- [Extracted data entries]

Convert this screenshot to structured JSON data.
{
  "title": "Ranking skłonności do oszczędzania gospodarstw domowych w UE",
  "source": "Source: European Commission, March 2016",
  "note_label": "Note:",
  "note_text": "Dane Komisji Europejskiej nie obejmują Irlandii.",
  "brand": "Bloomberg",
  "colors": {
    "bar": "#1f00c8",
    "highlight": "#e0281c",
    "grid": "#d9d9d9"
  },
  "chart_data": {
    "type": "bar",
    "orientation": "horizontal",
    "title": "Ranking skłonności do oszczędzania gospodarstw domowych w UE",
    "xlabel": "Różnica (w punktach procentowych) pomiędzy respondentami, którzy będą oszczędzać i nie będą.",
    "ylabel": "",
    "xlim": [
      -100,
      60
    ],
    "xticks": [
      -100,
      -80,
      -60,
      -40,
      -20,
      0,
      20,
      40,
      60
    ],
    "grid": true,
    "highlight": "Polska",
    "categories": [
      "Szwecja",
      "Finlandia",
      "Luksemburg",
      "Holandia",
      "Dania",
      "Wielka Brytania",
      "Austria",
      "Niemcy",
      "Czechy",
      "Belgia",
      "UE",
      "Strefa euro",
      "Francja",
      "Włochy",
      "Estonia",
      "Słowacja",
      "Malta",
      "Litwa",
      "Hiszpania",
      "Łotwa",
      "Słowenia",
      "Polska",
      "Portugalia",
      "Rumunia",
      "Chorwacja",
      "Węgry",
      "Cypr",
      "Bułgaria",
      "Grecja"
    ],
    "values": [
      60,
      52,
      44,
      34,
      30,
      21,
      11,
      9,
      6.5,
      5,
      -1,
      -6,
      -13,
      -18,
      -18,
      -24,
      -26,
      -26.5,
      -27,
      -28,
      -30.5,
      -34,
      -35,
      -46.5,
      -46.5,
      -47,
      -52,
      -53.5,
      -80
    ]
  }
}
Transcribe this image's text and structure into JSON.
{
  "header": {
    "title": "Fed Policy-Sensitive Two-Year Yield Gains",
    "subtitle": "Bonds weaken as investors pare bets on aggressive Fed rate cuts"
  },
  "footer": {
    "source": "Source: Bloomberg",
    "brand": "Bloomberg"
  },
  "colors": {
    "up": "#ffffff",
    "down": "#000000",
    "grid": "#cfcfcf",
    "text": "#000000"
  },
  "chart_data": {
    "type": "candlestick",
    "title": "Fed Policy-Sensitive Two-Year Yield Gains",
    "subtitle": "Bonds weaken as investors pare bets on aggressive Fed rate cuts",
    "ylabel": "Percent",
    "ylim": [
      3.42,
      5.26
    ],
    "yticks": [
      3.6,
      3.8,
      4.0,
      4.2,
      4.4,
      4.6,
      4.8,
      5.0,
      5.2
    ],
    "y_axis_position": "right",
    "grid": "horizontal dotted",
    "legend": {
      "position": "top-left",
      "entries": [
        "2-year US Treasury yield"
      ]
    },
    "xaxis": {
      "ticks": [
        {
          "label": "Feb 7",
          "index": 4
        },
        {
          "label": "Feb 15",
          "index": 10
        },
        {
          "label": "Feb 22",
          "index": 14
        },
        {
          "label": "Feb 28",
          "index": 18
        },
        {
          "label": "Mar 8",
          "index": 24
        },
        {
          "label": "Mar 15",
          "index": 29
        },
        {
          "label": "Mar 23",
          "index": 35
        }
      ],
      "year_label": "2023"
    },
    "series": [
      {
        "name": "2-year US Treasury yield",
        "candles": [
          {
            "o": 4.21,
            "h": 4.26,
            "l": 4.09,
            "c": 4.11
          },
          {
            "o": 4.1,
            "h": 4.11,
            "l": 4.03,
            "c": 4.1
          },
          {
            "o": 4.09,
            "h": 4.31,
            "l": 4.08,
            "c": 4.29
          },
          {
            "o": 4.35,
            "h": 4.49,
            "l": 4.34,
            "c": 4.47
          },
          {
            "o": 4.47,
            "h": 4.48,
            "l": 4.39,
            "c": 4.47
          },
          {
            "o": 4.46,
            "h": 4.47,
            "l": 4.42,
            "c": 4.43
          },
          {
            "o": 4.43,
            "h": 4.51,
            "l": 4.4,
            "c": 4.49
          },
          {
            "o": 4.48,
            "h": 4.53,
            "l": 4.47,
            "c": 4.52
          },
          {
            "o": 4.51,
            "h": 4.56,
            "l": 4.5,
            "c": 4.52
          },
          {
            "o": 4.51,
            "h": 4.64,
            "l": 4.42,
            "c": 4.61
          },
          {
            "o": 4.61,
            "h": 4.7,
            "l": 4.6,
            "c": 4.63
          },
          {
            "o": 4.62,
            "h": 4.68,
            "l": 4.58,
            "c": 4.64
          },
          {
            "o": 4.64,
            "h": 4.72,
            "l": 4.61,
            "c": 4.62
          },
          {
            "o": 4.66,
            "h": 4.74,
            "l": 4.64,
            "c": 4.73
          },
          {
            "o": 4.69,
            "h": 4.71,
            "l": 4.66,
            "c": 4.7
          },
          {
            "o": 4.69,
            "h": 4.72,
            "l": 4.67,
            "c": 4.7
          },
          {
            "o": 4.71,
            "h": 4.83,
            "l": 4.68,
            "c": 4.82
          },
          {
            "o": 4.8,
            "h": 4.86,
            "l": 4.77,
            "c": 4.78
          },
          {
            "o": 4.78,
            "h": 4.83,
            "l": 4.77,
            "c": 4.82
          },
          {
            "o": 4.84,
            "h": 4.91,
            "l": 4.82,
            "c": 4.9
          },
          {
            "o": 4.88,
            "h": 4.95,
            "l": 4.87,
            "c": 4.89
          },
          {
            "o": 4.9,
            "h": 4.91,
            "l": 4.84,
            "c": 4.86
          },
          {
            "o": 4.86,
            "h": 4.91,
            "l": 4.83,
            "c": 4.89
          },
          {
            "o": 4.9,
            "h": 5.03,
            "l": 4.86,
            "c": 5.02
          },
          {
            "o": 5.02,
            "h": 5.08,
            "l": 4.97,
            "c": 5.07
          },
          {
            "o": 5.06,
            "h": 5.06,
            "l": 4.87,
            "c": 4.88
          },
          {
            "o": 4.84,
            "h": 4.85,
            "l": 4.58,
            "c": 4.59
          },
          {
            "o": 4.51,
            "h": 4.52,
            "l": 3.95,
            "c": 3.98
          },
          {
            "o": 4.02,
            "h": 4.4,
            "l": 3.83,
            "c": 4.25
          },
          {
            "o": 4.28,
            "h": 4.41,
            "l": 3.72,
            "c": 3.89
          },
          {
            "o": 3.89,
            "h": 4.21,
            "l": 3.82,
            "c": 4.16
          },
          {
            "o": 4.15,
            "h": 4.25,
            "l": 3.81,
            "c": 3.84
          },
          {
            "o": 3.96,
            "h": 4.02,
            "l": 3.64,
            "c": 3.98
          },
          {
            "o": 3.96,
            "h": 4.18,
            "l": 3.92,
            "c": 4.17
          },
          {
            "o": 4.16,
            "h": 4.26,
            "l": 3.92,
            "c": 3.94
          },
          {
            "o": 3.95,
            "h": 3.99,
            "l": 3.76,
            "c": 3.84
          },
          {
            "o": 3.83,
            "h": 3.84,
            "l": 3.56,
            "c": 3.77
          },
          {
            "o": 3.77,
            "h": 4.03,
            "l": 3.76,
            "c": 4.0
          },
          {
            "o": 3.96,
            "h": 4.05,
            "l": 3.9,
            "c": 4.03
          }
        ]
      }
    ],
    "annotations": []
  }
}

- [Problem] Quote each line above in full, word for word.

- [Correct response]
Convert this screenshot to structured JSON data.
{
  "title": "Ranking skłonności do oszczędzania gospodarstw domowych w UE",
  "source": "Source: European Commission, March 2016",
  "note_label": "Note:",
  "note_text": "Dane Komisji Europejskiej nie obejmują Irlandii.",
  "brand": "Bloomberg",
  "colors": {
    "bar": "#1f00c8",
    "highlight": "#e0281c",
    "grid": "#d9d9d9"
  },
  "chart_data": {
    "type": "bar",
    "orientation": "horizontal",
    "title": "Ranking skłonności do oszczędzania gospodarstw domowych w UE",
    "xlabel": "Różnica (w punktach procentowych) pomiędzy respondentami, którzy będą oszczędzać i nie będą.",
    "ylabel": "",
    "xlim": [
      -100,
      60
    ],
    "xticks": [
      -100,
      -80,
      -60,
      -40,
      -20,
      0,
      20,
      40,
      60
    ],
    "grid": true,
    "highlight": "Polska",
    "categories": [
      "Szwecja",
      "Finlandia",
      "Luksemburg",
      "Holandia",
      "Dania",
      "Wielka Brytania",
      "Austria",
      "Niemcy",
      "Czechy",
      "Belgia",
      "UE",
      "Strefa euro",
      "Francja",
      "Włochy",
      "Estonia",
      "Słowacja",
      "Malta",
      "Litwa",
      "Hiszpania",
      "Łotwa",
      "Słowenia",
      "Polska",
      "Portugalia",
      "Rumunia",
      "Chorwacja",
      "Węgry",
      "Cypr",
      "Bułgaria",
      "Grecja"
    ],
    "values": [
      60,
      52,
      44,
      34,
      30,
      21,
      11,
      9,
      6.5,
      5,
      -1,
      -6,
      -13,
      -18,
      -18,
      -24,
      -26,
      -26.5,
      -27,
      -28,
      -30.5,
      -34,
      -35,
      -46.5,
      -46.5,
      -47,
      -52,
      -53.5,
      -80
    ]
  }
}
Transcribe this image's text and structure into JSON.
{
  "header": {
    "title": "Fed Policy-Sensitive Two-Year Yield Gains",
    "subtitle": "Bonds weaken as investors pare bets on aggressive Fed rate cuts"
  },
  "footer": {
    "source": "Source: Bloomberg",
    "brand": "Bloomberg"
  },
  "colors": {
    "up": "#ffffff",
    "down": "#000000",
    "grid": "#cfcfcf",
    "text": "#000000"
  },
  "chart_data": {
    "type": "candlestick",
    "title": "Fed Policy-Sensitive Two-Year Yield Gains",
    "subtitle": "Bonds weaken as investors pare bets on aggressive Fed rate cuts",
    "ylabel": "Percent",
    "ylim": [
      3.42,
      5.26
    ],
    "yticks": [
      3.6,
      3.8,
      4.0,
      4.2,
      4.4,
      4.6,
      4.8,
      5.0,
      5.2
    ],
    "y_axis_position": "right",
    "grid": "horizontal dotted",
    "legend": {
      "position": "top-left",
      "entries": [
        "2-year US Treasury yield"
      ]
    },
    "xaxis": {
      "ticks": [
        {
          "label": "Feb 7",
          "index": 4
        },
        {
          "label": "Feb 15",
          "index": 10
        },
        {
          "label": "Feb 22",
          "index": 14
        },
        {
          "label": "Feb 28",
          "index": 18
        },
        {
          "label": "Mar 8",
          "index": 24
        },
        {
          "label": "Mar 15",
          "index": 29
        },
        {
          "label": "Mar 23",
          "index": 35
        }
      ],
      "year_label": "2023"
    },
    "series": [
      {
        "name": "2-year US Treasury yield",
        "candles": [
          {
            "o": 4.21,
            "h": 4.26,
            "l": 4.09,
            "c": 4.11
          },
          {
            "o": 4.1,
            "h": 4.11,
            "l": 4.03,
            "c": 4.1
          },
          {
            "o": 4.09,
            "h": 4.31,
            "l": 4.08,
            "c": 4.29
          },
          {
            "o": 4.35,
            "h": 4.49,
            "l": 4.34,
            "c": 4.47
          },
          {
            "o": 4.47,
            "h": 4.48,
            "l": 4.39,
            "c": 4.47
          },
          {
            "o": 4.46,
            "h": 4.47,
            "l": 4.42,
            "c": 4.43
          },
          {
            "o": 4.43,
            "h": 4.51,
            "l": 4.4,
            "c": 4.49
          },
          {
            "o": 4.48,
            "h": 4.53,
            "l": 4.47,
            "c": 4.52
          },
          {
            "o": 4.51,
            "h": 4.56,
            "l": 4.5,
            "c": 4.52
          },
          {
            "o": 4.51,
            "h": 4.64,
            "l": 4.42,
            "c": 4.61
          },
          {
            "o": 4.61,
            "h": 4.7,
            "l": 4.6,
            "c": 4.63
          },
          {
            "o": 4.62,
            "h": 4.68,
            "l": 4.58,
            "c": 4.64
          },
          {
            "o": 4.64,
            "h": 4.72,
            "l": 4.61,
            "c": 4.62
          },
          {
            "o": 4.66,
            "h": 4.74,
            "l": 4.64,
            "c": 4.73
          },
          {
            "o": 4.69,
            "h": 4.71,
            "l": 4.66,
            "c": 4.7
          },
          {
            "o": 4.69,
            "h": 4.72,
            "l": 4.67,
            "c": 4.7
          },
          {
            "o": 4.71,
            "h": 4.83,
            "l": 4.68,
            "c": 4.82
          },
          {
            "o": 4.8,
            "h": 4.86,
            "l": 4.77,
            "c": 4.78
          },
          {
            "o": 4.78,
            "h": 4.83,
            "l": 4.77,
            "c": 4.82
          },
          {
            "o": 4.84,
            "h": 4.91,
            "l": 4.82,
            "c": 4.9
          },
          {
            "o": 4.88,
            "h": 4.95,
            "l": 4.87,
            "c": 4.89
          },
          {
            "o": 4.9,
            "h": 4.91,
            "l": 4.84,
            "c": 4.86
          },
          {
            "o": 4.86,
            "h": 4.91,
            "l": 4.83,
            "c": 4.89
          },
          {
            "o": 4.9,
            "h": 5.03,
            "l": 4.86,
            "c": 5.02
          },
          {
            "o": 5.02,
            "h": 5.08,
            "l": 4.97,
            "c": 5.07
          },
          {
            "o": 5.06,
            "h": 5.06,
            "l": 4.87,
            "c": 4.88
          },
          {
            "o": 4.84,
            "h": 4.85,
            "l": 4.58,
            "c": 4.59
          },
          {
            "o": 4.51,
            "h": 4.52,
            "l": 3.95,
            "c": 3.98
          },
          {
            "o": 4.02,
            "h": 4.4,
            "l": 3.83,
            "c": 4.25
          },
          {
            "o": 4.28,
            "h": 4.41,
            "l": 3.72,
            "c": 3.89
          },
          {
            "o": 3.89,
            "h": 4.21,
            "l": 3.82,
            "c": 4.16
          },
          {
            "o": 4.15,
            "h": 4.25,
            "l": 3.81,
            "c": 3.84
          },
          {
            "o": 3.96,
            "h": 4.02,
            "l": 3.64,
            "c": 3.98
          },
          {
            "o": 3.96,
            "h": 4.18,
            "l": 3.92,
            "c": 4.17
          },
          {
            "o": 4.16,
            "h": 4.26,
            "l": 3.92,
            "c": 3.94
          },
          {
            "o": 3.95,
            "h": 3.99,
            "l": 3.76,
            "c": 3.84
          },
          {
            "o": 3.83,
            "h": 3.84,
            "l": 3.56,
            "c": 3.77
          },
          {
            "o": 3.77,
            "h": 4.03,
            "l": 3.76,
            "c": 4.0
          },
          {
            "o": 3.96,
            "h": 4.05,
            "l": 3.9,
            "c": 4.03
          }
        ]
      }
    ],
    "annotations": []
  }
}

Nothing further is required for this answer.